Given instruction - With the pictures left out, copy the listing below exactly.

Records shown -
** Begin **
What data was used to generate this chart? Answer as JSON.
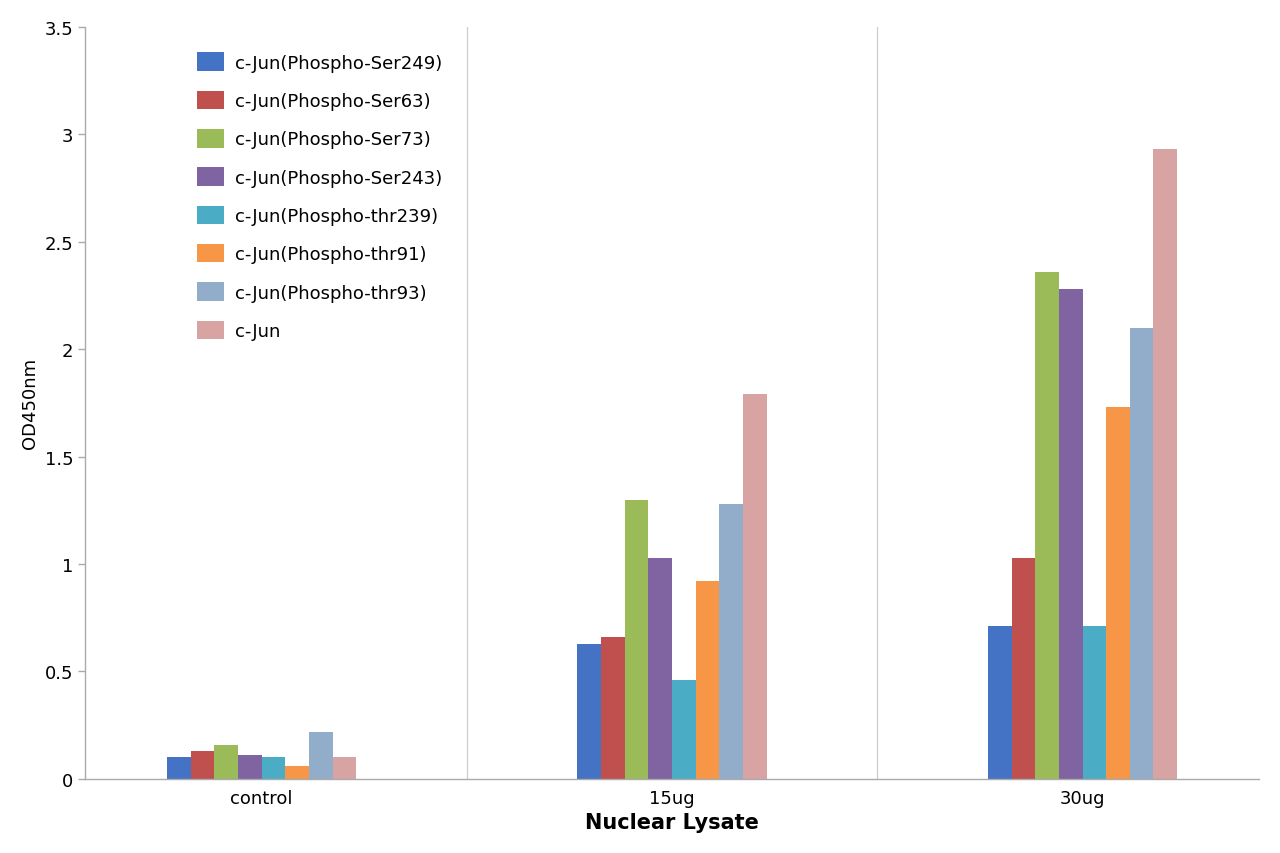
{
  "categories": [
    "control",
    "15ug",
    "30ug"
  ],
  "series": [
    {
      "label": "c-Jun(Phospho-Ser249)",
      "color": "#4472C4",
      "values": [
        0.1,
        0.63,
        0.71
      ]
    },
    {
      "label": "c-Jun(Phospho-Ser63)",
      "color": "#C0504D",
      "values": [
        0.13,
        0.66,
        1.03
      ]
    },
    {
      "label": "c-Jun(Phospho-Ser73)",
      "color": "#9BBB59",
      "values": [
        0.16,
        1.3,
        2.36
      ]
    },
    {
      "label": "c-Jun(Phospho-Ser243)",
      "color": "#8064A2",
      "values": [
        0.11,
        1.03,
        2.28
      ]
    },
    {
      "label": "c-Jun(Phospho-thr239)",
      "color": "#4BACC6",
      "values": [
        0.1,
        0.46,
        0.71
      ]
    },
    {
      "label": "c-Jun(Phospho-thr91)",
      "color": "#F79646",
      "values": [
        0.06,
        0.92,
        1.73
      ]
    },
    {
      "label": "c-Jun(Phospho-thr93)",
      "color": "#92ADCA",
      "values": [
        0.22,
        1.28,
        2.1
      ]
    },
    {
      "label": "c-Jun",
      "color": "#D8A3A3",
      "values": [
        0.1,
        1.79,
        2.93
      ]
    }
  ],
  "xlabel": "Nuclear Lysate",
  "ylabel": "OD450nm",
  "ylim": [
    0,
    3.5
  ],
  "yticks": [
    0,
    0.5,
    1.0,
    1.5,
    2.0,
    2.5,
    3.0,
    3.5
  ],
  "background_color": "#ffffff",
  "xlabel_fontsize": 15,
  "ylabel_fontsize": 13,
  "tick_fontsize": 13,
  "legend_fontsize": 13
}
** End **
Exercise response -
What data was used to generate this chart? Answer as JSON.
{
  "categories": [
    "control",
    "15ug",
    "30ug"
  ],
  "series": [
    {
      "label": "c-Jun(Phospho-Ser249)",
      "color": "#4472C4",
      "values": [
        0.1,
        0.63,
        0.71
      ]
    },
    {
      "label": "c-Jun(Phospho-Ser63)",
      "color": "#C0504D",
      "values": [
        0.13,
        0.66,
        1.03
      ]
    },
    {
      "label": "c-Jun(Phospho-Ser73)",
      "color": "#9BBB59",
      "values": [
        0.16,
        1.3,
        2.36
      ]
    },
    {
      "label": "c-Jun(Phospho-Ser243)",
      "color": "#8064A2",
      "values": [
        0.11,
        1.03,
        2.28
      ]
    },
    {
      "label": "c-Jun(Phospho-thr239)",
      "color": "#4BACC6",
      "values": [
        0.1,
        0.46,
        0.71
      ]
    },
    {
      "label": "c-Jun(Phospho-thr91)",
      "color": "#F79646",
      "values": [
        0.06,
        0.92,
        1.73
      ]
    },
    {
      "label": "c-Jun(Phospho-thr93)",
      "color": "#92ADCA",
      "values": [
        0.22,
        1.28,
        2.1
      ]
    },
    {
      "label": "c-Jun",
      "color": "#D8A3A3",
      "values": [
        0.1,
        1.79,
        2.93
      ]
    }
  ],
  "xlabel": "Nuclear Lysate",
  "ylabel": "OD450nm",
  "ylim": [
    0,
    3.5
  ],
  "yticks": [
    0,
    0.5,
    1.0,
    1.5,
    2.0,
    2.5,
    3.0,
    3.5
  ],
  "background_color": "#ffffff",
  "xlabel_fontsize": 15,
  "ylabel_fontsize": 13,
  "tick_fontsize": 13,
  "legend_fontsize": 13
}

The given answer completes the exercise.